▶ **QUOTED PASSAGE**:
AFAIK the game is not learning when playing a human.

There is a flag to control learning in the javascript trainingMode = false;

The interesting thing, to me, is how was network the trained?

Other networks learn - this network evolved.

By breeding the winners of many self-play tournaments a perfect player was born.

Training and learning show examples and mark the student against a correct answer - the student network tries to minimise their error.

Genetic Algorithms are a type of Reinforcement Learning, i.e. learning by trial and error.

The agent can direct it's own learning and explore.

Useful for training robots and other embodied agents such as oppenents.

I am aware of all of those terms. But I'd prefer to hear details about how this particular network was evolved, as you put it.

Thanks! That's what I was looking for. Very interesting.

I feel like I'm missing something here, can anyone give a brief synopsis on the significance of this?

The AI of the computer player is an RNN, which is a type of neural network. The objective of the game, what the controls do, and strategies were never hard coded into the AI, it learned them through trial and error, the way a human would. It's a lightweight implementation too, done in JS. One neat feature is that you can see the real-time activations of the neurons which are connected to the control nodes in the background.

Is the "learned" behavior stored in the javascript somewhere, or is it coming from a socket in real time? Is it just a giant data array for handling possible decisions?

My understanding is that the weights[1] were produced from a series of trials, and then persisted in the JS.

1: http://en.wikipedia.org/wiki/Synaptic_weight

It would be neat if you could have it know nothing, and learn from you over a series of games.

Line 60 of slimevolley_pro.js contains the "learned" behaviour in 140 floats:

These are the weights on the connections between the inputs, neurons and outputs.

Everything you need to know about how to win Slime Volleyball in 140 numbers !

> Everything you need to know about how to win Slime Volleyball in 140 numbers !

I know kung fu!

haha, I like that.

Yeah, there are a total of 140 weights/biases in the neural network. This stuff is not bleeding edge - just taking techniques popular in academia and industry many years ago to make a fun game mainly for my own educational purpose. Basically recently I saw a lot of work on AI's playing ATARI games and wanted to learn reinforcement learning techniques, and the best way to learn is to build a game!

▶ **STUDY MATERIAL**:
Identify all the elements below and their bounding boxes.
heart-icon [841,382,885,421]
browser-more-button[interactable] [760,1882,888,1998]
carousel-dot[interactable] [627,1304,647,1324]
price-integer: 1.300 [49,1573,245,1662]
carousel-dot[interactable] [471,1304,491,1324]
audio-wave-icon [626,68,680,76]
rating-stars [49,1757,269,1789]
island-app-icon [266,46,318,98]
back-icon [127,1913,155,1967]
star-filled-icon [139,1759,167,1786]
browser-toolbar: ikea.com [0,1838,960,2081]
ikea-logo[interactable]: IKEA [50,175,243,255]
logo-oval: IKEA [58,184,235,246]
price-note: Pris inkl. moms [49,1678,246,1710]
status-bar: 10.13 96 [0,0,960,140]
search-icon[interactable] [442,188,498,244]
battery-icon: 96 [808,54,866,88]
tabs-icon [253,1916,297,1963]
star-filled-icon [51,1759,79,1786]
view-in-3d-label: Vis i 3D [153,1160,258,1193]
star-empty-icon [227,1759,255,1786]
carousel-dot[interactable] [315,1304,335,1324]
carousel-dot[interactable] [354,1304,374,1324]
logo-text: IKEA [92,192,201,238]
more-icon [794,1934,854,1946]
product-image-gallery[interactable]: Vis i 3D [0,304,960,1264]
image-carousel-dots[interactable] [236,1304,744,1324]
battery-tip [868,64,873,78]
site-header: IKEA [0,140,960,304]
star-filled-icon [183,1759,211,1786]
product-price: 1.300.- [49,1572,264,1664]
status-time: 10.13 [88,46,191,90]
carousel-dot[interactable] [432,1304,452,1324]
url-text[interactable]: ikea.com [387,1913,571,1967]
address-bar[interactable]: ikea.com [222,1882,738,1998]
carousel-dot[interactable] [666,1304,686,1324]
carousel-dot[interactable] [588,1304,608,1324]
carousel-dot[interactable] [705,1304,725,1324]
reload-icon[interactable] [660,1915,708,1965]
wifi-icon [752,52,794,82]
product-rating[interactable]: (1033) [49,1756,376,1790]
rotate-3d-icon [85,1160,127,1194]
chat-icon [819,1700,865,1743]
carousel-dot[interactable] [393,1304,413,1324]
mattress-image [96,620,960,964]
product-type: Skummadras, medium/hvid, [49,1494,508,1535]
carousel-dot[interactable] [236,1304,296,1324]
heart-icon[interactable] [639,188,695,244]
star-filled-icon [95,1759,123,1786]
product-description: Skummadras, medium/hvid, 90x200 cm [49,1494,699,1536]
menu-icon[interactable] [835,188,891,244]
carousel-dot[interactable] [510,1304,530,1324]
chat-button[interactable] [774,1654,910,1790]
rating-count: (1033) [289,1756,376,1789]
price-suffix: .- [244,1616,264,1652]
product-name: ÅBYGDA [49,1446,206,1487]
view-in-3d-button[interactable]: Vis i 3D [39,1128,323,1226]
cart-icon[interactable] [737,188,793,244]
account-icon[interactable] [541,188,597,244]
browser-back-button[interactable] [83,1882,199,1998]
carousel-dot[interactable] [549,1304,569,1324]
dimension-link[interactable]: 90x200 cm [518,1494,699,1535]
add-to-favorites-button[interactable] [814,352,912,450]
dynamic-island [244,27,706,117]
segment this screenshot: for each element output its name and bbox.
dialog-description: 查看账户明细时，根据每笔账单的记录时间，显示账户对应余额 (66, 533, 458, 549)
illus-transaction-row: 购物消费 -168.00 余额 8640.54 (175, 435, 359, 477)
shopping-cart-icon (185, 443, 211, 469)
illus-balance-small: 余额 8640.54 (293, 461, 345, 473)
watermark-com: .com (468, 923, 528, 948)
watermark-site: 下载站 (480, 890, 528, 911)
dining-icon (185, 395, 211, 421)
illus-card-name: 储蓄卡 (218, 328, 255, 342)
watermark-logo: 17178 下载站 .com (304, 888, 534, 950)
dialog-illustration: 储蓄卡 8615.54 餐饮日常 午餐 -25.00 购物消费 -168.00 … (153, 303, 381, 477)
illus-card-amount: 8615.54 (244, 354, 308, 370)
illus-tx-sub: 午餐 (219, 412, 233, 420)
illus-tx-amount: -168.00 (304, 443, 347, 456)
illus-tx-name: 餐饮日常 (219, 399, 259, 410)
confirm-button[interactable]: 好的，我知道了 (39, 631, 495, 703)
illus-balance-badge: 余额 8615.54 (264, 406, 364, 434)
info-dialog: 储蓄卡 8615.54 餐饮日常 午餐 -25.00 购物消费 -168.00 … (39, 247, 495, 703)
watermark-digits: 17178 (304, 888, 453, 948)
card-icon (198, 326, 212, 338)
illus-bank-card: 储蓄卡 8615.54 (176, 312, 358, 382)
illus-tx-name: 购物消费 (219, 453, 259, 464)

▶ **EXERCISE REQUIREMENTS**:
(a) In the discussion of the Slime Volleyball neural network, why did the game's maker build it? Answer in one to three sentences.
(b) Write the next part of the discussion of the Slime Volleyball neural network, starting right after its last comment.

▶ **SOLVED PROBLEMS**:
(a) The maker had recently seen a lot of work on AIs playing ATARI games and wanted to learn reinforcement learning techniques. The maker built the game mainly for their own education, believing that the best way to learn is to build a game.

(b)
I put up a description of this sketch here:


Basically, the agent's brain consists of 7 neurons (compared to 250k for an ant), which are connected to all the inputs. The inputs are the game states, like locations of agents and ball, and velocities. Each neuron is also connected to each other.

The first 3 neurons control the neuron's output (it's motor function), like whether it hits the up, forward, or back button - the same function that a human game player can do.

The other 4 neurons are hidden neurons responsible for any deeper computation or thought, and are fed back into the input with a time lag.

I also graphed a slice of the neural network in real time on the screen just for effect. More for design effect if anything.

How many numbers do you need? It isn't just a matter of trial and error is it?

The number of weights depends on the network architecture.

In this case fully connected , 1 weight per connection .

16 inputs to 7 neurons + 7 neurons to 3 outputs + 7 biases

16x7 + 7x3 + 7 = 140


The number of neurons is a decidable.

Hi deepnet

Do you mind helping me truncate the length of the message above with the number array? It's causing issues on browser sessions not word wrapping messages

Thanks vm

If anyone else is having this issue, I fixed it like this:

    document.querySelector('style').innerHTML += '.comment p { max-width: 70vw; overflow: scroll; }'

Very sorry I have messed things up :(

Unfortunately I have not got an edit or delete link so I am powerless to alter my mistake.

If any mods* can help delete this rogue copypasta I would be appreciative.

[relevant xkcd](https://xkcd.com/327/)

*emailed support

Sure. Fixed.

For future reference: I fixed it by adding two spaces before the very long line. That makes it be formatted as code and not wrap.

A blast from the past and I'm still losing to the computer. Nothing has changed.